===== SEZIONE DEL DOCUMENTO =====
Indicazione Geografica Protetta

I produttori della zona, avendo capito che l'unica via da seguire per non essere travolti dalla globalizzazione dei mercati, era quella di ottenere per le loro ciliegie una qualità certificata, hanno colto l'opportunità offerta dai Regolamenti UE n. 2081-2082/92 che permettono di istituire a livello comunitario i marchi IGP (Indicazione Geografica Protetta) e DOP (Denominazione di Origine Protetta) allo scopo di tutelare e valorizzare i prodotti tipici locali che presentino particolari caratteristiche di qualità e tipicità, attraverso specifiche normative.

La denominazione di origine, infatti, necessita di una certificazione e di un controllo al fine di garantire il rispetto delle procedure produttive previste, da un lato a tutela dei coltivatori nei confronti della concorrenza sleale di chi propone prodotti similari e, dall'altro, a tutela dei consumatori sulla garanzia della qualità del prodotto acquistato. Tale tipo di controllo viene effettuato da un ente terzo (nel nostro caso dal C.S.Q.A. di Thiene) proprio a garanzia della qualità e della salubrità dei prodotti che hanno ottenuto la certificazione.

Il Disciplinare di Produzione approvato e pubblicato sulla Gazzetta Ufficiale della Repubblica Italiana, in data 8 maggio 2000, e sulla Gazzetta Ufficiale delle Comunità Europee n. 113, il 19 aprile 2001, prevede in tal senso norme precise sinteticamente riportate di seguito.

Il riconoscimento al Consorzio Cooperativo Ortofrutticolo di Mason Vicentino contempla innanzitutto una piattaforma varietale ben precisa. La denominazione Ciliegia di Marostica, infatti, designa i frutti ottenuti dalla coltivazione delle seguenti varietà:
- Precocissime: Sandra e Francese, quest'ultima ascrivibile alla varietà Bigareaux, Moreaux e Burlat;
- Medio precoce: Roana e il durone precoce Romana;
- Tardive duracine: Milanese, Durone Rosso (Ferrovia simile) e Bella Italia, Sandra Tardiva;
- e inoltre le varietà: Van, Giorgia, Ferrovia, Durone Nero I, Durone Nero II, Mora di Cazzano, Ulster.
=====
__BREVE ESERCIZIO 1__.
Rispondi alle seguenti domande sul testo sulla Ciliegia di Marostica:
(a) Quale ente effettua il controllo come ente terzo?
(b) In quale data il Disciplinare di Produzione è stato pubblicato sulla Gazzetta Ufficiale della Repubblica Italiana?
(c) Quali varietà sono elencate come "Medio precoce"?
__BREVE ESERCIZIO 2__.
Riassumi in due frasi il testo sulla Ciliegia di Marostica.
===== RIGHE MOSTRATE =====
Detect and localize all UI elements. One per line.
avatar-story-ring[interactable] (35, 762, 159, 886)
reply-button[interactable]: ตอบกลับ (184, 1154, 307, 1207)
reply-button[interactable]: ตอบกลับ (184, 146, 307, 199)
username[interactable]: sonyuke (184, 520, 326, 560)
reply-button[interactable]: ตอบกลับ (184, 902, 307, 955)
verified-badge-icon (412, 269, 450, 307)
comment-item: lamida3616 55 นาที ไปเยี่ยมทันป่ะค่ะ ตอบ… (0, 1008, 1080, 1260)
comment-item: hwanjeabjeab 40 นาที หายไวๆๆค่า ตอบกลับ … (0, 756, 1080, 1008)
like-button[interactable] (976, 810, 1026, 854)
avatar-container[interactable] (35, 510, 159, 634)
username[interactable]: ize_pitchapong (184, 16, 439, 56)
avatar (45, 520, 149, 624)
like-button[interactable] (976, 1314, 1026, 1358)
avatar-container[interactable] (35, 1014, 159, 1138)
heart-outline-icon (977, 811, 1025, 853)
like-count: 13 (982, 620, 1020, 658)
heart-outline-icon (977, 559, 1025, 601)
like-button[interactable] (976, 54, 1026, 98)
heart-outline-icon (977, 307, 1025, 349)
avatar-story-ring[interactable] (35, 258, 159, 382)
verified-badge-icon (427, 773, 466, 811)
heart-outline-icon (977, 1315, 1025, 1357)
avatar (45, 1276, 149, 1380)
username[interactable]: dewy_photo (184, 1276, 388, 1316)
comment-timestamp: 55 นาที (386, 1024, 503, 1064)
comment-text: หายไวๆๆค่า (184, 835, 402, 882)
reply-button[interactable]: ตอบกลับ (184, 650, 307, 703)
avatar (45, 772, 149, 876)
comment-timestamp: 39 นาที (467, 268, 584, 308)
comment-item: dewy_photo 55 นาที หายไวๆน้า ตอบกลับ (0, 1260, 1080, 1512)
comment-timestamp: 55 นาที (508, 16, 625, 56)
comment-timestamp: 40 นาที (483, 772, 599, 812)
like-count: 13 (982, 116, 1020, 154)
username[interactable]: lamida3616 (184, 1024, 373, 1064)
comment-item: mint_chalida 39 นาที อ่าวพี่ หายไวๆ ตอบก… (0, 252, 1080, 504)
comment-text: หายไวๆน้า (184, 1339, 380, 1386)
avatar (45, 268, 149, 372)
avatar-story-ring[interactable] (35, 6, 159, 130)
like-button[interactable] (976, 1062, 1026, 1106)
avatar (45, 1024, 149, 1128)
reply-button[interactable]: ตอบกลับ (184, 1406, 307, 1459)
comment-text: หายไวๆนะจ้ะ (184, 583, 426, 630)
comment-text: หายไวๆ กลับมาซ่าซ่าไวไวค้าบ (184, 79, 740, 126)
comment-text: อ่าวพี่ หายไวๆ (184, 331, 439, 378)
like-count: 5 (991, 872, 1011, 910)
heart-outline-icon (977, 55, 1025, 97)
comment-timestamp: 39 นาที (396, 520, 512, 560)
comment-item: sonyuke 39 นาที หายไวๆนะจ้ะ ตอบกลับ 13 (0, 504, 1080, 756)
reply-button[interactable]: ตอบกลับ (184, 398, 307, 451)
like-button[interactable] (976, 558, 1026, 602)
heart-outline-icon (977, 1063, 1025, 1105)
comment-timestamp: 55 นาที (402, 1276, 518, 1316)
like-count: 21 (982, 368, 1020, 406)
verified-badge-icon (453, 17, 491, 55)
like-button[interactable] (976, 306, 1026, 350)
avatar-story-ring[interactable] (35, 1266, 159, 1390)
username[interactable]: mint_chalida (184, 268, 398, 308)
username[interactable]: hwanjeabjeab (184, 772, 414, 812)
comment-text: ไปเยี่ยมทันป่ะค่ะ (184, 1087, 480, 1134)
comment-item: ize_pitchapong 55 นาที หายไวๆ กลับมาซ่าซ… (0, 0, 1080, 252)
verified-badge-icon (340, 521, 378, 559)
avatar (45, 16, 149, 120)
=====
__RISULTATO DEL COMPITO 1__.
(a) Il C.S.Q.A. di Thiene.
(b) L'8 maggio 2000.
(c) Roana e il durone precoce Romana.

__RISULTATO DEL COMPITO 2__.
Per non essere travolti dalla globalizzazione dei mercati, i produttori della zona hanno ottenuto una qualità certificata per le loro ciliegie grazie ai Regolamenti UE n. 2081-2082/92, e il controllo sul rispetto delle procedure è svolto da un ente terzo, il C.S.Q.A. di Thiene, a tutela sia dei coltivatori sia dei consumatori. Il Disciplinare di Produzione, pubblicato sulle Gazzette Ufficiali italiana ed europea, stabilisce che la denominazione Ciliegia di Marostica designa i frutti di varietà precise, divise in precocissime, medio precoci e tardive duracine, più altre varietà elencate.